THE REQUEST: Reproduce word for word the part of the forum thread on enemy ship AI for Asteroids that opens with the words containing "Asteroids are all" and closes with "a certain range.".

Hi guys. So I've decided to take a first stab at AI with an enemy ship in asteroids, and wondered if you guys could give me some advice. Basically I want the enemy ship to fly towards the player, avoiding asteroids on the way. Should I go down the path finding route, with some sort of object prediction / collision avoidance, or have a really simple method that just moves the enemy ship in the right general direction, adjusting the trajectory if necessary? I guess it depends on how expensive dynamic path finding is, and whether it'd be better to completely simplify it.

This:

Quote: Original post by Kraizax
have a really simple method that just moves the enemy ship in the right general direction, adjusting the trajectory if necessary?

Asteroids are all convex (or can at east be easily estimated as such). Just do simple "bump & steer" around them trying to move towards the player until within a certain range.

-me

For Asteroids your second suggestion is probably more suitable and matches the seek/flee and Obstacle Avoidance Steering Behaviours

Cheers guys I'll take a look. I should really get a book or something on game AI at some point. Looks interesting.

[edit] Great link btw!

[Edited by - Kraizax on February 11, 2009 6:33:46 AM]

You're welcome.
There's a lot of information online to get started BUT if you're looking for books which cover the basics for most of the AI 'areas' then you can't go too far wrong with either :
Programming Game AI by Example or Artificial Intelligence for Games .

RECORDS SUPPLIED:
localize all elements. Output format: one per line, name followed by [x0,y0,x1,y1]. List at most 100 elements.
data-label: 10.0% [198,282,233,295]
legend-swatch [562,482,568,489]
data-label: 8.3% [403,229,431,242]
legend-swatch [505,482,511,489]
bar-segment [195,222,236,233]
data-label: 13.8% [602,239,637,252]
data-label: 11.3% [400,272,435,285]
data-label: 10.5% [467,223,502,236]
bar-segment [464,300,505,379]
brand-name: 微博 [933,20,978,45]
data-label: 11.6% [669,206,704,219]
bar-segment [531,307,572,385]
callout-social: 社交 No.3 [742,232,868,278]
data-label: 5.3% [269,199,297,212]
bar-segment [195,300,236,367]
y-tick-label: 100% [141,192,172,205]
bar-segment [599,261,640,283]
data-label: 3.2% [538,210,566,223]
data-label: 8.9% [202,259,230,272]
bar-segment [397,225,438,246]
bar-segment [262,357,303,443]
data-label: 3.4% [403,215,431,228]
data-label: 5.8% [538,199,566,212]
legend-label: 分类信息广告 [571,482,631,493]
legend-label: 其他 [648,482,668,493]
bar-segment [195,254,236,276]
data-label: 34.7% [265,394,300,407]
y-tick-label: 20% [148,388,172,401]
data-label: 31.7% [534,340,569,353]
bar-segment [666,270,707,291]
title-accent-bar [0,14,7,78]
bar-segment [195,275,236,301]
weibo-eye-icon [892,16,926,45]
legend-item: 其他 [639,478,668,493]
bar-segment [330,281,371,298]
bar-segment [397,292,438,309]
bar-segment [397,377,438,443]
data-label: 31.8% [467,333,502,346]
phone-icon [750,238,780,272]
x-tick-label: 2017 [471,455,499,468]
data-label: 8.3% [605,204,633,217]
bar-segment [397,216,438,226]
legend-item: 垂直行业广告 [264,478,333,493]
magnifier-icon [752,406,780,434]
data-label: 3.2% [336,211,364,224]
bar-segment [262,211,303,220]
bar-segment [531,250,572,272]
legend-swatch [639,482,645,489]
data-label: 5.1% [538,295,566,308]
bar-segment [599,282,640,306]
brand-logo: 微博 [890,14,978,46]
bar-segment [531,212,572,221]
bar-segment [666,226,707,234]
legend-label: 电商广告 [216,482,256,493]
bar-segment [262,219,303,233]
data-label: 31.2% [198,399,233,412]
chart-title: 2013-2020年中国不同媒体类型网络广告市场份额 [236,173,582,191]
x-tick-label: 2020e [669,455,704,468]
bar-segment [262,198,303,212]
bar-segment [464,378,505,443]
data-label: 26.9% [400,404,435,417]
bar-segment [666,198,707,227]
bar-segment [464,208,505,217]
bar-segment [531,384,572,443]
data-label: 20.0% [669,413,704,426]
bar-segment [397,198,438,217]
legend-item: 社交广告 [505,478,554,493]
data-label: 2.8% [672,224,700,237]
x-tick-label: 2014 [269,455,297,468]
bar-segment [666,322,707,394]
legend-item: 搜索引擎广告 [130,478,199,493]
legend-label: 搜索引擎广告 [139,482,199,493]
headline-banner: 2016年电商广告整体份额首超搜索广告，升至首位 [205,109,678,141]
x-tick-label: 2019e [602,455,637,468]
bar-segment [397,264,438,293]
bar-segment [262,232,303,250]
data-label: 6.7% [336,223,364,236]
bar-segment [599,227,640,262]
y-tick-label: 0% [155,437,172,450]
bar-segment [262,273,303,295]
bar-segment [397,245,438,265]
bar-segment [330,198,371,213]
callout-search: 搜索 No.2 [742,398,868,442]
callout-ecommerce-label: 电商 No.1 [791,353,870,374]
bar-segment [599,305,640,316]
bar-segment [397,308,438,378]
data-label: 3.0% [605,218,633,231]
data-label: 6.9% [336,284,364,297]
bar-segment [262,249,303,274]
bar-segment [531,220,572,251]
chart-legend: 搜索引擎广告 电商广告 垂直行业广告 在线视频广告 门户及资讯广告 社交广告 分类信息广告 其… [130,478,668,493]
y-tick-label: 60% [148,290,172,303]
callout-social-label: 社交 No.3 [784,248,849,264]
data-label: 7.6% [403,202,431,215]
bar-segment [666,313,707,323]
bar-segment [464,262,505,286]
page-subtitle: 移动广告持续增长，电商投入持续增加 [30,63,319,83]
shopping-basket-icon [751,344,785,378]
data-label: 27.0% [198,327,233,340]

TASK OUTPUT:
Asteroids are all convex (or can at east be easily estimated as such). Just do simple "bump & steer" around them trying to move towards the player until within a certain range.